Extracted records:
━━━━━━━━

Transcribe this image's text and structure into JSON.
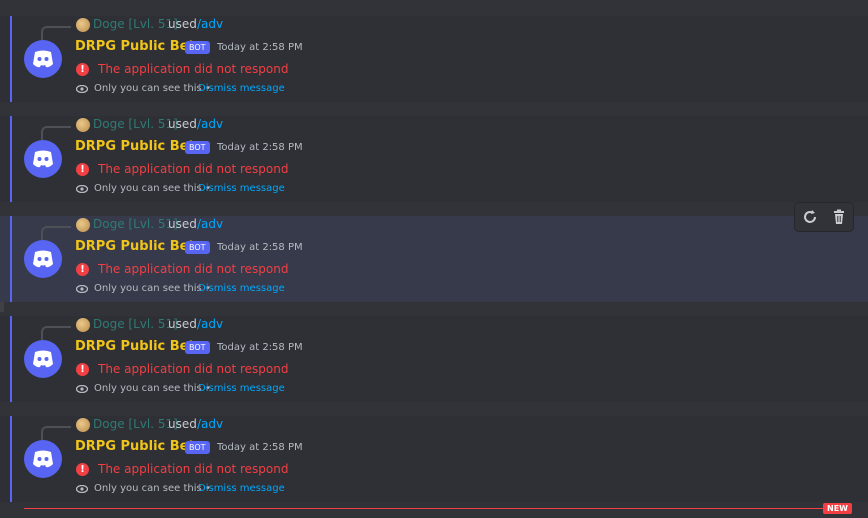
{
  "messages": [
    {
      "reply_name": "Doge [Lvl. 51]",
      "reply_used": "used",
      "reply_command": "/adv",
      "author": "DRPG Public Beta",
      "bot_tag": "BOT",
      "timestamp": "Today at 2:58 PM",
      "error_text": "The application did not respond",
      "ephemeral_note": "Only you can see this •",
      "dismiss_label": "Dismiss message"
    },
    {
      "reply_name": "Doge [Lvl. 51]",
      "reply_used": "used",
      "reply_command": "/adv",
      "author": "DRPG Public Beta",
      "bot_tag": "BOT",
      "timestamp": "Today at 2:58 PM",
      "error_text": "The application did not respond",
      "ephemeral_note": "Only you can see this •",
      "dismiss_label": "Dismiss message"
    },
    {
      "reply_name": "Doge [Lvl. 51]",
      "reply_used": "used",
      "reply_command": "/adv",
      "author": "DRPG Public Beta",
      "bot_tag": "BOT",
      "timestamp": "Today at 2:58 PM",
      "error_text": "The application did not respond",
      "ephemeral_note": "Only you can see this •",
      "dismiss_label": "Dismiss message"
    },
    {
      "reply_name": "Doge [Lvl. 51]",
      "reply_used": "used",
      "reply_command": "/adv",
      "author": "DRPG Public Beta",
      "bot_tag": "BOT",
      "timestamp": "Today at 2:58 PM",
      "error_text": "The application did not respond",
      "ephemeral_note": "Only you can see this •",
      "dismiss_label": "Dismiss message"
    },
    {
      "reply_name": "Doge [Lvl. 51]",
      "reply_used": "used",
      "reply_command": "/adv",
      "author": "DRPG Public Beta",
      "bot_tag": "BOT",
      "timestamp": "Today at 2:58 PM",
      "error_text": "The application did not respond",
      "ephemeral_note": "Only you can see this •",
      "dismiss_label": "Dismiss message"
    }
  ],
  "hovered_message": 3,
  "toolbar": {
    "icons": [
      "retry-icon",
      "trash-icon"
    ]
  },
  "new_divider": {
    "badge": "NEW"
  },
  "colors": {
    "background": "#313338",
    "message_bg": "#2e3036",
    "hover_bg": "#363a4b",
    "accent": "#5865f2",
    "error": "#f23f43",
    "link": "#00a8fc",
    "bot_name": "#f0c419",
    "reply_name": "#2f7b73"
  }
}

━━━━━━━━

Task objective: From the listing, extract all text exactly as given and drop any picture.

Exercise response:
Transcribe this image's text and structure into JSON.
{
  "messages": [
    {
      "reply_name": "Doge [Lvl. 51]",
      "reply_used": "used",
      "reply_command": "/adv",
      "author": "DRPG Public Beta",
      "bot_tag": "BOT",
      "timestamp": "Today at 2:58 PM",
      "error_text": "The application did not respond",
      "ephemeral_note": "Only you can see this •",
      "dismiss_label": "Dismiss message"
    },
    {
      "reply_name": "Doge [Lvl. 51]",
      "reply_used": "used",
      "reply_command": "/adv",
      "author": "DRPG Public Beta",
      "bot_tag": "BOT",
      "timestamp": "Today at 2:58 PM",
      "error_text": "The application did not respond",
      "ephemeral_note": "Only you can see this •",
      "dismiss_label": "Dismiss message"
    },
    {
      "reply_name": "Doge [Lvl. 51]",
      "reply_used": "used",
      "reply_command": "/adv",
      "author": "DRPG Public Beta",
      "bot_tag": "BOT",
      "timestamp": "Today at 2:58 PM",
      "error_text": "The application did not respond",
      "ephemeral_note": "Only you can see this •",
      "dismiss_label": "Dismiss message"
    },
    {
      "reply_name": "Doge [Lvl. 51]",
      "reply_used": "used",
      "reply_command": "/adv",
      "author": "DRPG Public Beta",
      "bot_tag": "BOT",
      "timestamp": "Today at 2:58 PM",
      "error_text": "The application did not respond",
      "ephemeral_note": "Only you can see this •",
      "dismiss_label": "Dismiss message"
    },
    {
      "reply_name": "Doge [Lvl. 51]",
      "reply_used": "used",
      "reply_command": "/adv",
      "author": "DRPG Public Beta",
      "bot_tag": "BOT",
      "timestamp": "Today at 2:58 PM",
      "error_text": "The application did not respond",
      "ephemeral_note": "Only you can see this •",
      "dismiss_label": "Dismiss message"
    }
  ],
  "hovered_message": 3,
  "toolbar": {
    "icons": [
      "retry-icon",
      "trash-icon"
    ]
  },
  "new_divider": {
    "badge": "NEW"
  },
  "colors": {
    "background": "#313338",
    "message_bg": "#2e3036",
    "hover_bg": "#363a4b",
    "accent": "#5865f2",
    "error": "#f23f43",
    "link": "#00a8fc",
    "bot_name": "#f0c419",
    "reply_name": "#2f7b73"
  }
}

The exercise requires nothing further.